§ **What you should do**:
Every entry must be given again exactly.

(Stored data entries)
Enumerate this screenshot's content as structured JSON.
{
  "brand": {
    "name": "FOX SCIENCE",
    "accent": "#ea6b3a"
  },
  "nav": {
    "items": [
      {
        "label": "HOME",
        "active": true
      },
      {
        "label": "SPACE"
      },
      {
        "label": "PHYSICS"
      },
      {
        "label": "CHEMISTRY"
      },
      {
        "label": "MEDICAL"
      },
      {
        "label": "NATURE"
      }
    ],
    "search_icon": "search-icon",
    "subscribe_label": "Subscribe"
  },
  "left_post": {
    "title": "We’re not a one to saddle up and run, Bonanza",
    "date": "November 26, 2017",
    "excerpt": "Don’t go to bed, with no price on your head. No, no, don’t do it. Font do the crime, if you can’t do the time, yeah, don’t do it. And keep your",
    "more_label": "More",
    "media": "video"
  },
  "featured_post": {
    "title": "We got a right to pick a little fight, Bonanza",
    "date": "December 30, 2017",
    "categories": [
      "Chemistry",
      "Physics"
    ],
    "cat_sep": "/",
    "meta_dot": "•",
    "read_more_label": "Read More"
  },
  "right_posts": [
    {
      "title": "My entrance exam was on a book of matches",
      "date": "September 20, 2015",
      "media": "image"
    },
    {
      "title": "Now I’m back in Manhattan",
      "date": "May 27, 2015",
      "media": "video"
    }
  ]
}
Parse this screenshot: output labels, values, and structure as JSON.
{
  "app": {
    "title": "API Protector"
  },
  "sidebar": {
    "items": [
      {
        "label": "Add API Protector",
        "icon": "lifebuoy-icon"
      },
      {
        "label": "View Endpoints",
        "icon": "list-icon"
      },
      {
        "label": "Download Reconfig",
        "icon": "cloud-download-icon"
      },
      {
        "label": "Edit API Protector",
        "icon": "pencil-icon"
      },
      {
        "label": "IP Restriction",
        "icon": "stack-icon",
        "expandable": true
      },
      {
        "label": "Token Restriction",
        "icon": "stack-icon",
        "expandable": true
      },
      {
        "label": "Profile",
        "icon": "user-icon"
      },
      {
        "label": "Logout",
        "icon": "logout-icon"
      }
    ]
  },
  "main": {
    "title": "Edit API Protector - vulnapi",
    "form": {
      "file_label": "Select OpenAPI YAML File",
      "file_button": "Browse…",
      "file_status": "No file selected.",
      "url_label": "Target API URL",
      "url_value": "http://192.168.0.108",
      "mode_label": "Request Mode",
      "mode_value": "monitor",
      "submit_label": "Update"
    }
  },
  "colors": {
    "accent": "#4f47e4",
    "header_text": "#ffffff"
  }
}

§ **Output of the task**:
Enumerate this screenshot's content as structured JSON.
{
  "brand": {
    "name": "FOX SCIENCE",
    "accent": "#ea6b3a"
  },
  "nav": {
    "items": [
      {
        "label": "HOME",
        "active": true
      },
      {
        "label": "SPACE"
      },
      {
        "label": "PHYSICS"
      },
      {
        "label": "CHEMISTRY"
      },
      {
        "label": "MEDICAL"
      },
      {
        "label": "NATURE"
      }
    ],
    "search_icon": "search-icon",
    "subscribe_label": "Subscribe"
  },
  "left_post": {
    "title": "We’re not a one to saddle up and run, Bonanza",
    "date": "November 26, 2017",
    "excerpt": "Don’t go to bed, with no price on your head. No, no, don’t do it. Font do the crime, if you can’t do the time, yeah, don’t do it. And keep your",
    "more_label": "More",
    "media": "video"
  },
  "featured_post": {
    "title": "We got a right to pick a little fight, Bonanza",
    "date": "December 30, 2017",
    "categories": [
      "Chemistry",
      "Physics"
    ],
    "cat_sep": "/",
    "meta_dot": "•",
    "read_more_label": "Read More"
  },
  "right_posts": [
    {
      "title": "My entrance exam was on a book of matches",
      "date": "September 20, 2015",
      "media": "image"
    },
    {
      "title": "Now I’m back in Manhattan",
      "date": "May 27, 2015",
      "media": "video"
    }
  ]
}
Parse this screenshot: output labels, values, and structure as JSON.
{
  "app": {
    "title": "API Protector"
  },
  "sidebar": {
    "items": [
      {
        "label": "Add API Protector",
        "icon": "lifebuoy-icon"
      },
      {
        "label": "View Endpoints",
        "icon": "list-icon"
      },
      {
        "label": "Download Reconfig",
        "icon": "cloud-download-icon"
      },
      {
        "label": "Edit API Protector",
        "icon": "pencil-icon"
      },
      {
        "label": "IP Restriction",
        "icon": "stack-icon",
        "expandable": true
      },
      {
        "label": "Token Restriction",
        "icon": "stack-icon",
        "expandable": true
      },
      {
        "label": "Profile",
        "icon": "user-icon"
      },
      {
        "label": "Logout",
        "icon": "logout-icon"
      }
    ]
  },
  "main": {
    "title": "Edit API Protector - vulnapi",
    "form": {
      "file_label": "Select OpenAPI YAML File",
      "file_button": "Browse…",
      "file_status": "No file selected.",
      "url_label": "Target API URL",
      "url_value": "http://192.168.0.108",
      "mode_label": "Request Mode",
      "mode_value": "monitor",
      "submit_label": "Update"
    }
  },
  "colors": {
    "accent": "#4f47e4",
    "header_text": "#ffffff"
  }
}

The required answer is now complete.